WHAT YOU NEED TO DO =>
Without omitting anything, return the records precisely as given.

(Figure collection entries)
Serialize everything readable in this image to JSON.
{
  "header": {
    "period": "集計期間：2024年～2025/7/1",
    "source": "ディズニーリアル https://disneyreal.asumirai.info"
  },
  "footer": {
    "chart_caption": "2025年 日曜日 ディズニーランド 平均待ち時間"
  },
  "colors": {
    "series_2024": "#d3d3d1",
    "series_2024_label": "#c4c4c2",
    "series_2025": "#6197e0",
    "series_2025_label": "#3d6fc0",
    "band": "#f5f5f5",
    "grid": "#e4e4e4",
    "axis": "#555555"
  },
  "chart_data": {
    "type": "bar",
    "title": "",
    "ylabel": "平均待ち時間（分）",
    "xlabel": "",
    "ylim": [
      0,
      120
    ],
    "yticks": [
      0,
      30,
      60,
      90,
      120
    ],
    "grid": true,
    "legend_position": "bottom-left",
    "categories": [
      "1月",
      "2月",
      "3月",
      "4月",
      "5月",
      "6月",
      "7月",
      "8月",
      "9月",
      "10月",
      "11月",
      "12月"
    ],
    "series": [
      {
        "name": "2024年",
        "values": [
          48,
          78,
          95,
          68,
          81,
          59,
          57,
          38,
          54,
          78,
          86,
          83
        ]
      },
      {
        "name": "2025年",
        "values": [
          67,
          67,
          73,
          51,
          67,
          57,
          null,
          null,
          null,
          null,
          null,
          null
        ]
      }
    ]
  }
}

ANSWER TO THIS PROBLEM =>
Serialize everything readable in this image to JSON.
{
  "header": {
    "period": "集計期間：2024年～2025/7/1",
    "source": "ディズニーリアル https://disneyreal.asumirai.info"
  },
  "footer": {
    "chart_caption": "2025年 日曜日 ディズニーランド 平均待ち時間"
  },
  "colors": {
    "series_2024": "#d3d3d1",
    "series_2024_label": "#c4c4c2",
    "series_2025": "#6197e0",
    "series_2025_label": "#3d6fc0",
    "band": "#f5f5f5",
    "grid": "#e4e4e4",
    "axis": "#555555"
  },
  "chart_data": {
    "type": "bar",
    "title": "",
    "ylabel": "平均待ち時間（分）",
    "xlabel": "",
    "ylim": [
      0,
      120
    ],
    "yticks": [
      0,
      30,
      60,
      90,
      120
    ],
    "grid": true,
    "legend_position": "bottom-left",
    "categories": [
      "1月",
      "2月",
      "3月",
      "4月",
      "5月",
      "6月",
      "7月",
      "8月",
      "9月",
      "10月",
      "11月",
      "12月"
    ],
    "series": [
      {
        "name": "2024年",
        "values": [
          48,
          78,
          95,
          68,
          81,
          59,
          57,
          38,
          54,
          78,
          86,
          83
        ]
      },
      {
        "name": "2025年",
        "values": [
          67,
          67,
          73,
          51,
          67,
          57,
          null,
          null,
          null,
          null,
          null,
          null
        ]
      }
    ]
  }
}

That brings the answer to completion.